Problem to work on
Retype the whole listing verbatim and keep the pictures out of it.
-- START OF Supplied material --
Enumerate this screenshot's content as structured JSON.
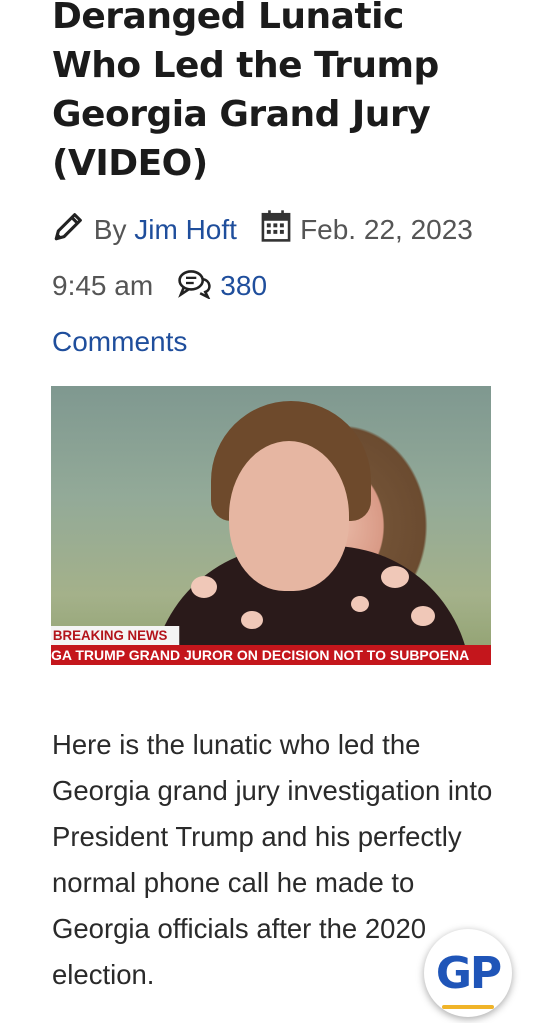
{
  "article": {
    "title_lines": [
      "Deranged Lunatic",
      "Who Led the Trump",
      "Georgia Grand Jury",
      "(VIDEO)"
    ],
    "byline_prefix": "By",
    "author": "Jim Hoft",
    "date_part1": "Feb. 22,",
    "date_part2": "2023 9:45 am",
    "comments_count": "380",
    "comments_label": "Comments",
    "paragraph": "Here is the lunatic who led the Georgia grand jury investigation into President Trump and his perfectly normal phone call he made to Georgia officials after the 2020 election."
  },
  "hero": {
    "breaking_label": "BREAKING NEWS",
    "ticker_text": "GA TRUMP GRAND JUROR ON DECISION NOT TO SUBPOENA"
  },
  "badge": {
    "text": "GP"
  },
  "icons": {
    "author": "pencil-icon",
    "date": "calendar-icon",
    "comments": "comments-icon"
  },
  "colors": {
    "link": "#1f4e9c",
    "breaking_red": "#c4161c",
    "badge_blue": "#1f55b8"
  }
}
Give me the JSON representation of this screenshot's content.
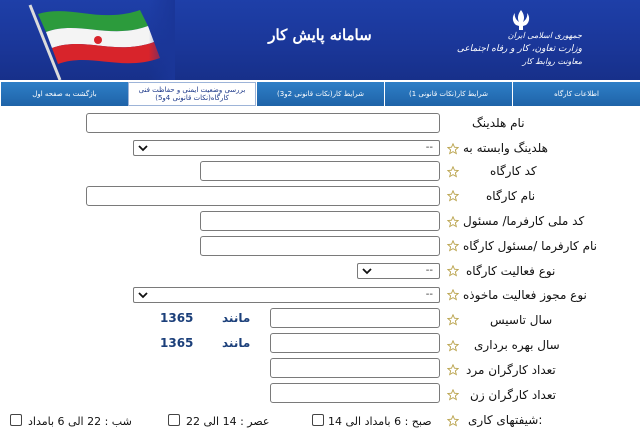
-- END OF Supplied material --
Solution for this task
Enumerate this screenshot's content as structured JSON.
{
  "article": {
    "title_lines": [
      "Deranged Lunatic",
      "Who Led the Trump",
      "Georgia Grand Jury",
      "(VIDEO)"
    ],
    "byline_prefix": "By",
    "author": "Jim Hoft",
    "date_part1": "Feb. 22,",
    "date_part2": "2023 9:45 am",
    "comments_count": "380",
    "comments_label": "Comments",
    "paragraph": "Here is the lunatic who led the Georgia grand jury investigation into President Trump and his perfectly normal phone call he made to Georgia officials after the 2020 election."
  },
  "hero": {
    "breaking_label": "BREAKING NEWS",
    "ticker_text": "GA TRUMP GRAND JUROR ON DECISION NOT TO SUBPOENA"
  },
  "badge": {
    "text": "GP"
  },
  "icons": {
    "author": "pencil-icon",
    "date": "calendar-icon",
    "comments": "comments-icon"
  },
  "colors": {
    "link": "#1f4e9c",
    "breaking_red": "#c4161c",
    "badge_blue": "#1f55b8"
  }
}
Give me the JSON representation of this screenshot's content.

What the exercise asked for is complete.